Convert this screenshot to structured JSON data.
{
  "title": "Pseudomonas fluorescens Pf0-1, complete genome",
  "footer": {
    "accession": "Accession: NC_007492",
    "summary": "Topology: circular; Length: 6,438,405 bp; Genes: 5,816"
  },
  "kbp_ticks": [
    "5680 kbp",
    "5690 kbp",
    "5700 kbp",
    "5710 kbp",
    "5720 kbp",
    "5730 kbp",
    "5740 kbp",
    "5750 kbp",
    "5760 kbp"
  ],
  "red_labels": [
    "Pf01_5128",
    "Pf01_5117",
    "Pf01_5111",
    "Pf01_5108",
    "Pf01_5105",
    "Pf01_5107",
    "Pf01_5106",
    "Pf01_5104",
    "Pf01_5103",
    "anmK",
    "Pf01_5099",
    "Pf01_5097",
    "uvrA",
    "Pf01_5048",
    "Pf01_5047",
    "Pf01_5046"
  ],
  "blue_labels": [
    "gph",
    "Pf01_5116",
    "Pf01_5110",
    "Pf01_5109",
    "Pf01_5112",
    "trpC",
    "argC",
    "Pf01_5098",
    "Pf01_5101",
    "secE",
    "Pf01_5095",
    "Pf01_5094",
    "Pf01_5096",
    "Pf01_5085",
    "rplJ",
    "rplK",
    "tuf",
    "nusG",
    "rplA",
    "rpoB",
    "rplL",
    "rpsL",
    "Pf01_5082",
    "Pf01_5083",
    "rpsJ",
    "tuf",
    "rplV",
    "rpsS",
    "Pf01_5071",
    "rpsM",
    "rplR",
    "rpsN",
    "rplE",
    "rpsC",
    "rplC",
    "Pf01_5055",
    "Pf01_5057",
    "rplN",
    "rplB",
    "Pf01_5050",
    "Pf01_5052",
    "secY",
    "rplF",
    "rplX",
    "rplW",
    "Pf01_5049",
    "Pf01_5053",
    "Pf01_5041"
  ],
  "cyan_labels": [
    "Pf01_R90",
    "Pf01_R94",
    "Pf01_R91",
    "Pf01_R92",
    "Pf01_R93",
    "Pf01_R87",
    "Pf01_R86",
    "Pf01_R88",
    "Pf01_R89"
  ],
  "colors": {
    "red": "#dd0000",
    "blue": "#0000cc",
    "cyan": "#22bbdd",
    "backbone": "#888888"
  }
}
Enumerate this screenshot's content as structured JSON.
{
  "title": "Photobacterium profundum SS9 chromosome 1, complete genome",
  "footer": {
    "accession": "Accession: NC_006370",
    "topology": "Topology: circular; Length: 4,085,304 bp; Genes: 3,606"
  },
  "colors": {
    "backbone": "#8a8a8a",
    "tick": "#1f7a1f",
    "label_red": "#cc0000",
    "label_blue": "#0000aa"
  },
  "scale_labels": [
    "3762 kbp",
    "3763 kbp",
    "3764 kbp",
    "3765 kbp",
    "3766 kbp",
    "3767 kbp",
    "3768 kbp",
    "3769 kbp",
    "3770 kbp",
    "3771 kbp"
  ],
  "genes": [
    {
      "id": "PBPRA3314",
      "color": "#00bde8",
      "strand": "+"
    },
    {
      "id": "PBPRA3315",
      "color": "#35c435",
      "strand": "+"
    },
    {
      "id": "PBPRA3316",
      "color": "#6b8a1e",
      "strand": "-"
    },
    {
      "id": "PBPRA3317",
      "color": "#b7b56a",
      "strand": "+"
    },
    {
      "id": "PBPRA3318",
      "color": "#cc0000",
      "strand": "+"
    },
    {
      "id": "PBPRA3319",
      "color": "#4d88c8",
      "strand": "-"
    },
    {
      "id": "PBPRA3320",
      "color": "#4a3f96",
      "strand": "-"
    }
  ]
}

* * * * * * *

Only lines with the word "Accession" are wanted; pull each of them from the records.

* [Your response]
    "accession": "Accession: NC_007492",
    "accession": "Accession: NC_006370",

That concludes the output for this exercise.